[Saved entries]
— begin —

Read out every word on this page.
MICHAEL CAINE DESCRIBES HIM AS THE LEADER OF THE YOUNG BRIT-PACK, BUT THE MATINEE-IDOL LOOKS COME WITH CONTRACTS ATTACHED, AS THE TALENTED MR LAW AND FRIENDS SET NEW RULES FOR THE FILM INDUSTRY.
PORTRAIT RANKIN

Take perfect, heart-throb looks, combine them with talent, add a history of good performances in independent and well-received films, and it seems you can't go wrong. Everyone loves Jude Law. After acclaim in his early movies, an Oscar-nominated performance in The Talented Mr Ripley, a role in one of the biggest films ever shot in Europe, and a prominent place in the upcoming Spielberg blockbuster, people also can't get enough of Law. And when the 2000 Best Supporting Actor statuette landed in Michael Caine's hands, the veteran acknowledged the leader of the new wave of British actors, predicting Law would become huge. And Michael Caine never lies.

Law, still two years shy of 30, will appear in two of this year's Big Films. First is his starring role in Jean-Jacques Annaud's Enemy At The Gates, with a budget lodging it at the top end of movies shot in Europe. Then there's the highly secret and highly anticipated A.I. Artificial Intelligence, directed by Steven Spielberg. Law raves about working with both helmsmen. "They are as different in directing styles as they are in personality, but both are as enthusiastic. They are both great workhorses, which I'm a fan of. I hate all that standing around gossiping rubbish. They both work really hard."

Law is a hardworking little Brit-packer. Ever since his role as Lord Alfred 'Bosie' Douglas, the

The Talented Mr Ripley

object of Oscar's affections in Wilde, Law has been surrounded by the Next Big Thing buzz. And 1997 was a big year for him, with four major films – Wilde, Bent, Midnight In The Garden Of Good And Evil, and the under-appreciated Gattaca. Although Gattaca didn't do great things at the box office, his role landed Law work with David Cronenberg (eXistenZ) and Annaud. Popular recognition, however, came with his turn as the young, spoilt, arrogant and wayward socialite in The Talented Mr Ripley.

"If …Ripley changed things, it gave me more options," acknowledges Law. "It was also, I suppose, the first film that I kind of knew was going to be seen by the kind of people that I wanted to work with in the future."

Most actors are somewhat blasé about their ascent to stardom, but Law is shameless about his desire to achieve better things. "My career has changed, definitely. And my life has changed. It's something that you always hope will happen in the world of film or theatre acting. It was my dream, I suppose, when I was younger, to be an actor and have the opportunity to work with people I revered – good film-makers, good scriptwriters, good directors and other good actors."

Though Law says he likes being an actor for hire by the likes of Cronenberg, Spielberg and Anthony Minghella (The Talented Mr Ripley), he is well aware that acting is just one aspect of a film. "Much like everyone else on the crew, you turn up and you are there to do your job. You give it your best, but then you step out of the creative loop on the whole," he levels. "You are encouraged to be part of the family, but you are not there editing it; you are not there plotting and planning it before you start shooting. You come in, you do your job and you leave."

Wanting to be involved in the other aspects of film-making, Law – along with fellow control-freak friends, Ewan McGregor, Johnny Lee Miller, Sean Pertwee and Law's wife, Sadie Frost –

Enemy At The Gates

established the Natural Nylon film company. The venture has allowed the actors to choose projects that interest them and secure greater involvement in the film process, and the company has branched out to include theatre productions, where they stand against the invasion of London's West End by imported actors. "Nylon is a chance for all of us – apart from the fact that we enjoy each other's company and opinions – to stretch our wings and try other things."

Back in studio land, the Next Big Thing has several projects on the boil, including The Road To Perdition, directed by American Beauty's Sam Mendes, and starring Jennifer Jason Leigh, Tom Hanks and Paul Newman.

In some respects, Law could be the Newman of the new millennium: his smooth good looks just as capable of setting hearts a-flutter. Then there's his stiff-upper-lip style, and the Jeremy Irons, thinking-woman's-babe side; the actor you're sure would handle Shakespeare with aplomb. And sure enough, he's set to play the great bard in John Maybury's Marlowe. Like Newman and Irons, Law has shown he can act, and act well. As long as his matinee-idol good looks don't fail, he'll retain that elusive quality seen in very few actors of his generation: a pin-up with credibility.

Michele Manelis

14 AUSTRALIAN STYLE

— end —

* **Task objective**:
Each record above should be restated word for word.

* **Answer to the problem**:
Read out every word on this page.
MICHAEL CAINE DESCRIBES HIM AS THE LEADER OF THE YOUNG BRIT-PACK, BUT THE MATINEE-IDOL LOOKS COME WITH CONTRACTS ATTACHED, AS THE TALENTED MR LAW AND FRIENDS SET NEW RULES FOR THE FILM INDUSTRY.
PORTRAIT RANKIN

Take perfect, heart-throb looks, combine them with talent, add a history of good performances in independent and well-received films, and it seems you can't go wrong. Everyone loves Jude Law. After acclaim in his early movies, an Oscar-nominated performance in The Talented Mr Ripley, a role in one of the biggest films ever shot in Europe, and a prominent place in the upcoming Spielberg blockbuster, people also can't get enough of Law. And when the 2000 Best Supporting Actor statuette landed in Michael Caine's hands, the veteran acknowledged the leader of the new wave of British actors, predicting Law would become huge. And Michael Caine never lies.

Law, still two years shy of 30, will appear in two of this year's Big Films. First is his starring role in Jean-Jacques Annaud's Enemy At The Gates, with a budget lodging it at the top end of movies shot in Europe. Then there's the highly secret and highly anticipated A.I. Artificial Intelligence, directed by Steven Spielberg. Law raves about working with both helmsmen. "They are as different in directing styles as they are in personality, but both are as enthusiastic. They are both great workhorses, which I'm a fan of. I hate all that standing around gossiping rubbish. They both work really hard."

Law is a hardworking little Brit-packer. Ever since his role as Lord Alfred 'Bosie' Douglas, the

The Talented Mr Ripley

object of Oscar's affections in Wilde, Law has been surrounded by the Next Big Thing buzz. And 1997 was a big year for him, with four major films – Wilde, Bent, Midnight In The Garden Of Good And Evil, and the under-appreciated Gattaca. Although Gattaca didn't do great things at the box office, his role landed Law work with David Cronenberg (eXistenZ) and Annaud. Popular recognition, however, came with his turn as the young, spoilt, arrogant and wayward socialite in The Talented Mr Ripley.

"If …Ripley changed things, it gave me more options," acknowledges Law. "It was also, I suppose, the first film that I kind of knew was going to be seen by the kind of people that I wanted to work with in the future."

Most actors are somewhat blasé about their ascent to stardom, but Law is shameless about his desire to achieve better things. "My career has changed, definitely. And my life has changed. It's something that you always hope will happen in the world of film or theatre acting. It was my dream, I suppose, when I was younger, to be an actor and have the opportunity to work with people I revered – good film-makers, good scriptwriters, good directors and other good actors."

Though Law says he likes being an actor for hire by the likes of Cronenberg, Spielberg and Anthony Minghella (The Talented Mr Ripley), he is well aware that acting is just one aspect of a film. "Much like everyone else on the crew, you turn up and you are there to do your job. You give it your best, but then you step out of the creative loop on the whole," he levels. "You are encouraged to be part of the family, but you are not there editing it; you are not there plotting and planning it before you start shooting. You come in, you do your job and you leave."

Wanting to be involved in the other aspects of film-making, Law – along with fellow control-freak friends, Ewan McGregor, Johnny Lee Miller, Sean Pertwee and Law's wife, Sadie Frost –

Enemy At The Gates

established the Natural Nylon film company. The venture has allowed the actors to choose projects that interest them and secure greater involvement in the film process, and the company has branched out to include theatre productions, where they stand against the invasion of London's West End by imported actors. "Nylon is a chance for all of us – apart from the fact that we enjoy each other's company and opinions – to stretch our wings and try other things."

Back in studio land, the Next Big Thing has several projects on the boil, including The Road To Perdition, directed by American Beauty's Sam Mendes, and starring Jennifer Jason Leigh, Tom Hanks and Paul Newman.

In some respects, Law could be the Newman of the new millennium: his smooth good looks just as capable of setting hearts a-flutter. Then there's his stiff-upper-lip style, and the Jeremy Irons, thinking-woman's-babe side; the actor you're sure would handle Shakespeare with aplomb. And sure enough, he's set to play the great bard in John Maybury's Marlowe. Like Newman and Irons, Law has shown he can act, and act well. As long as his matinee-idol good looks don't fail, he'll retain that elusive quality seen in very few actors of his generation: a pin-up with credibility.

Michele Manelis

14 AUSTRALIAN STYLE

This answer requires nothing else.